Your task is to output the listing word for word, with pictures excluded.

Stored records:
========================================

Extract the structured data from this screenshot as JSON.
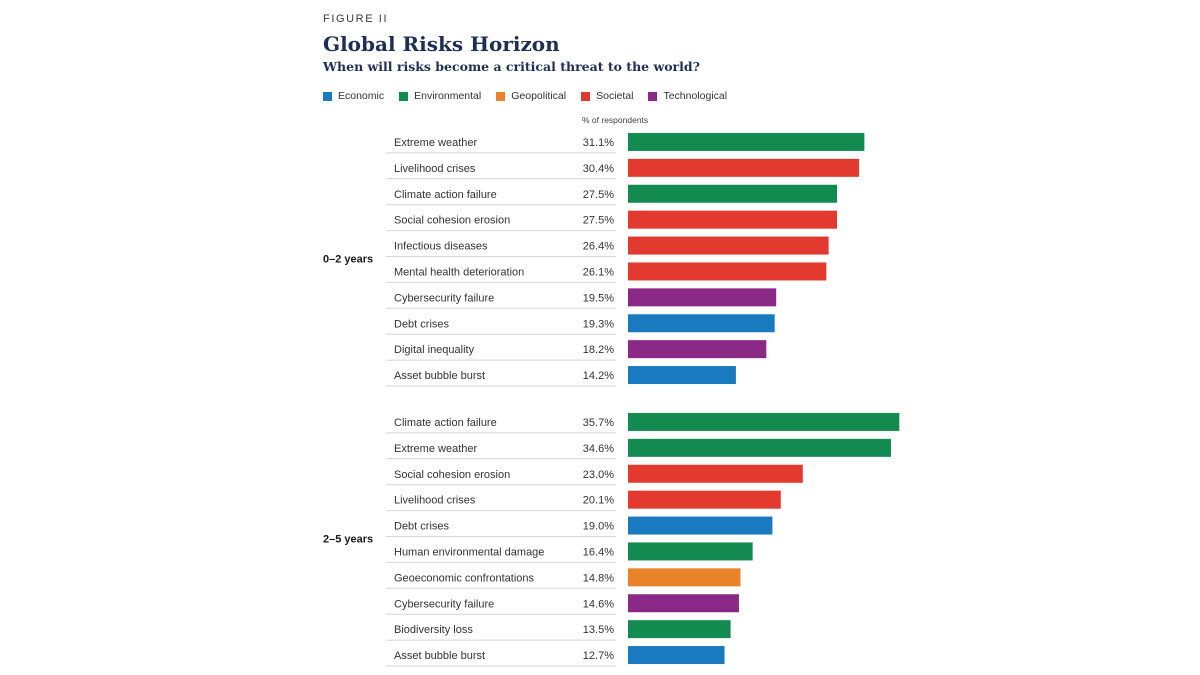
{
  "figure_label": "FIGURE II",
  "title": "Global Risks Horizon",
  "subtitle": "When will risks become a critical threat to the world?",
  "legend": [
    {
      "label": "Economic",
      "color": "#1a7ac0"
    },
    {
      "label": "Environmental",
      "color": "#138a4f"
    },
    {
      "label": "Geopolitical",
      "color": "#e8832a"
    },
    {
      "label": "Societal",
      "color": "#e23a2e"
    },
    {
      "label": "Technological",
      "color": "#8a2a86"
    }
  ],
  "column_header": "% of respondents",
  "chart_data": {
    "type": "bar",
    "orientation": "horizontal",
    "title": "Global Risks Horizon",
    "subtitle": "When will risks become a critical threat to the world?",
    "value_label": "% of respondents",
    "groups": [
      {
        "label": "0–2 years",
        "items": [
          {
            "name": "Extreme weather",
            "value": 31.1,
            "value_label": "31.1%",
            "category": "Environmental"
          },
          {
            "name": "Livelihood crises",
            "value": 30.4,
            "value_label": "30.4%",
            "category": "Societal"
          },
          {
            "name": "Climate action failure",
            "value": 27.5,
            "value_label": "27.5%",
            "category": "Environmental"
          },
          {
            "name": "Social cohesion erosion",
            "value": 27.5,
            "value_label": "27.5%",
            "category": "Societal"
          },
          {
            "name": "Infectious diseases",
            "value": 26.4,
            "value_label": "26.4%",
            "category": "Societal"
          },
          {
            "name": "Mental health deterioration",
            "value": 26.1,
            "value_label": "26.1%",
            "category": "Societal"
          },
          {
            "name": "Cybersecurity failure",
            "value": 19.5,
            "value_label": "19.5%",
            "category": "Technological"
          },
          {
            "name": "Debt crises",
            "value": 19.3,
            "value_label": "19.3%",
            "category": "Economic"
          },
          {
            "name": "Digital inequality",
            "value": 18.2,
            "value_label": "18.2%",
            "category": "Technological"
          },
          {
            "name": "Asset bubble burst",
            "value": 14.2,
            "value_label": "14.2%",
            "category": "Economic"
          }
        ]
      },
      {
        "label": "2–5 years",
        "items": [
          {
            "name": "Climate action failure",
            "value": 35.7,
            "value_label": "35.7%",
            "category": "Environmental"
          },
          {
            "name": "Extreme weather",
            "value": 34.6,
            "value_label": "34.6%",
            "category": "Environmental"
          },
          {
            "name": "Social cohesion erosion",
            "value": 23.0,
            "value_label": "23.0%",
            "category": "Societal"
          },
          {
            "name": "Livelihood crises",
            "value": 20.1,
            "value_label": "20.1%",
            "category": "Societal"
          },
          {
            "name": "Debt crises",
            "value": 19.0,
            "value_label": "19.0%",
            "category": "Economic"
          },
          {
            "name": "Human environmental damage",
            "value": 16.4,
            "value_label": "16.4%",
            "category": "Environmental"
          },
          {
            "name": "Geoeconomic confrontations",
            "value": 14.8,
            "value_label": "14.8%",
            "category": "Geopolitical"
          },
          {
            "name": "Cybersecurity failure",
            "value": 14.6,
            "value_label": "14.6%",
            "category": "Technological"
          },
          {
            "name": "Biodiversity loss",
            "value": 13.5,
            "value_label": "13.5%",
            "category": "Environmental"
          },
          {
            "name": "Asset bubble burst",
            "value": 12.7,
            "value_label": "12.7%",
            "category": "Economic"
          }
        ]
      }
    ]
  }
}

========================================

[ANSWER TO THE TASK]
Extract the structured data from this screenshot as JSON.
{
  "figure_label": "FIGURE II",
  "title": "Global Risks Horizon",
  "subtitle": "When will risks become a critical threat to the world?",
  "legend": [
    {
      "label": "Economic",
      "color": "#1a7ac0"
    },
    {
      "label": "Environmental",
      "color": "#138a4f"
    },
    {
      "label": "Geopolitical",
      "color": "#e8832a"
    },
    {
      "label": "Societal",
      "color": "#e23a2e"
    },
    {
      "label": "Technological",
      "color": "#8a2a86"
    }
  ],
  "column_header": "% of respondents",
  "chart_data": {
    "type": "bar",
    "orientation": "horizontal",
    "title": "Global Risks Horizon",
    "subtitle": "When will risks become a critical threat to the world?",
    "value_label": "% of respondents",
    "groups": [
      {
        "label": "0–2 years",
        "items": [
          {
            "name": "Extreme weather",
            "value": 31.1,
            "value_label": "31.1%",
            "category": "Environmental"
          },
          {
            "name": "Livelihood crises",
            "value": 30.4,
            "value_label": "30.4%",
            "category": "Societal"
          },
          {
            "name": "Climate action failure",
            "value": 27.5,
            "value_label": "27.5%",
            "category": "Environmental"
          },
          {
            "name": "Social cohesion erosion",
            "value": 27.5,
            "value_label": "27.5%",
            "category": "Societal"
          },
          {
            "name": "Infectious diseases",
            "value": 26.4,
            "value_label": "26.4%",
            "category": "Societal"
          },
          {
            "name": "Mental health deterioration",
            "value": 26.1,
            "value_label": "26.1%",
            "category": "Societal"
          },
          {
            "name": "Cybersecurity failure",
            "value": 19.5,
            "value_label": "19.5%",
            "category": "Technological"
          },
          {
            "name": "Debt crises",
            "value": 19.3,
            "value_label": "19.3%",
            "category": "Economic"
          },
          {
            "name": "Digital inequality",
            "value": 18.2,
            "value_label": "18.2%",
            "category": "Technological"
          },
          {
            "name": "Asset bubble burst",
            "value": 14.2,
            "value_label": "14.2%",
            "category": "Economic"
          }
        ]
      },
      {
        "label": "2–5 years",
        "items": [
          {
            "name": "Climate action failure",
            "value": 35.7,
            "value_label": "35.7%",
            "category": "Environmental"
          },
          {
            "name": "Extreme weather",
            "value": 34.6,
            "value_label": "34.6%",
            "category": "Environmental"
          },
          {
            "name": "Social cohesion erosion",
            "value": 23.0,
            "value_label": "23.0%",
            "category": "Societal"
          },
          {
            "name": "Livelihood crises",
            "value": 20.1,
            "value_label": "20.1%",
            "category": "Societal"
          },
          {
            "name": "Debt crises",
            "value": 19.0,
            "value_label": "19.0%",
            "category": "Economic"
          },
          {
            "name": "Human environmental damage",
            "value": 16.4,
            "value_label": "16.4%",
            "category": "Environmental"
          },
          {
            "name": "Geoeconomic confrontations",
            "value": 14.8,
            "value_label": "14.8%",
            "category": "Geopolitical"
          },
          {
            "name": "Cybersecurity failure",
            "value": 14.6,
            "value_label": "14.6%",
            "category": "Technological"
          },
          {
            "name": "Biodiversity loss",
            "value": 13.5,
            "value_label": "13.5%",
            "category": "Environmental"
          },
          {
            "name": "Asset bubble burst",
            "value": 12.7,
            "value_label": "12.7%",
            "category": "Economic"
          }
        ]
      }
    ]
  }
}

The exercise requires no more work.